#### Records supplied ####
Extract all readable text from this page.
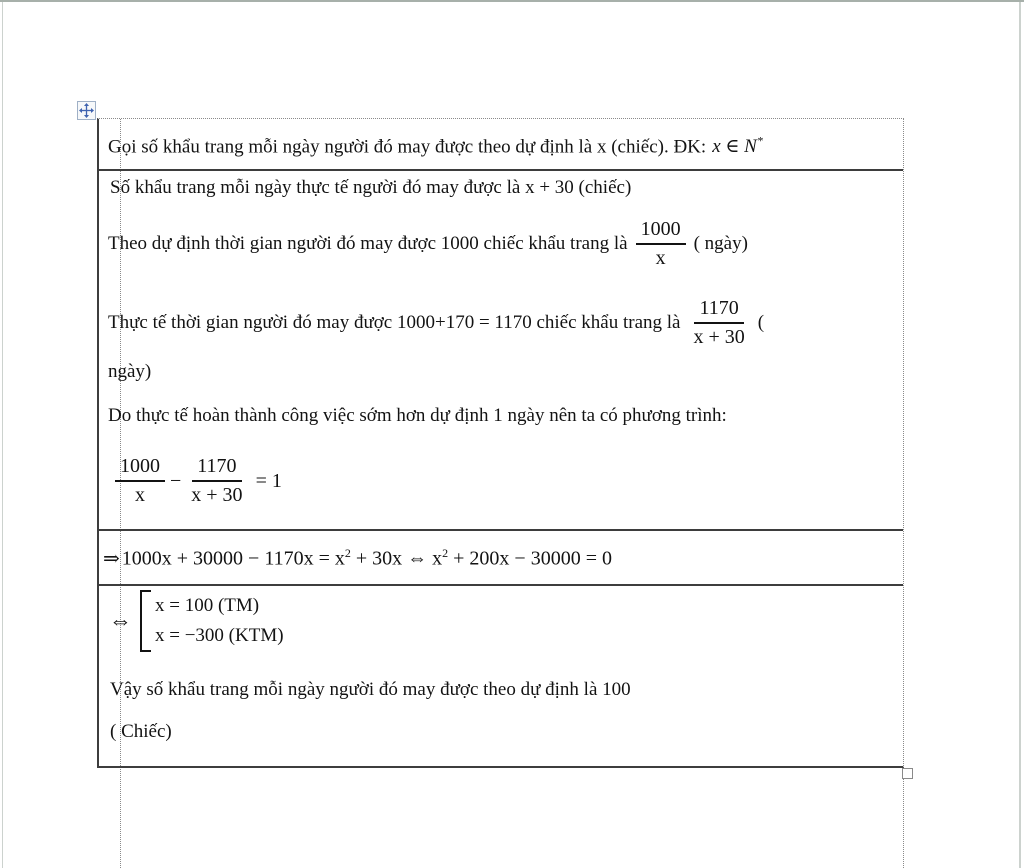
Gọi số khẩu trang mỗi ngày người đó may được theo dự định là x (chiếc). ĐK: x ∈ N*
Số khẩu trang mỗi ngày thực tế người đó may được là x + 30 (chiếc)
Theo dự định thời gian người đó may được 1000 chiếc khẩu trang là $\frac{1000}{x}$ ( ngày)
Thực tế thời gian người đó may được 1000+170 = 1170 chiếc khẩu trang là $\frac{1170}{x + 30}$ (
ngày)
Do thực tế hoàn thành công việc sớm hơn dự định 1 ngày nên ta có phương trình:
$\frac{1000}{x} - \frac{1170}{x + 30} = 1$
⇒ $1000x + 30000 - 1170x = x^2 + 30x$ ⇔ $x^2 + 200x - 30000 = 0$
⇔
x = 100 (TM)
x = −300 (KTM)
Vậy số khẩu trang mỗi ngày người đó may được theo dự định là 100
( Chiếc)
####
### [Given problem]
Your task is to set down the records shown above exactly, minus any pictures.

### [Task output]
Extract all readable text from this page.
Gọi số khẩu trang mỗi ngày người đó may được theo dự định là x (chiếc). ĐK: x ∈ N*
Số khẩu trang mỗi ngày thực tế người đó may được là x + 30 (chiếc)
Theo dự định thời gian người đó may được 1000 chiếc khẩu trang là $\frac{1000}{x}$ ( ngày)
Thực tế thời gian người đó may được 1000+170 = 1170 chiếc khẩu trang là $\frac{1170}{x + 30}$ (
ngày)
Do thực tế hoàn thành công việc sớm hơn dự định 1 ngày nên ta có phương trình:
$\frac{1000}{x} - \frac{1170}{x + 30} = 1$
⇒ $1000x + 30000 - 1170x = x^2 + 30x$ ⇔ $x^2 + 200x - 30000 = 0$
⇔
x = 100 (TM)
x = −300 (KTM)
Vậy số khẩu trang mỗi ngày người đó may được theo dự định là 100
( Chiếc)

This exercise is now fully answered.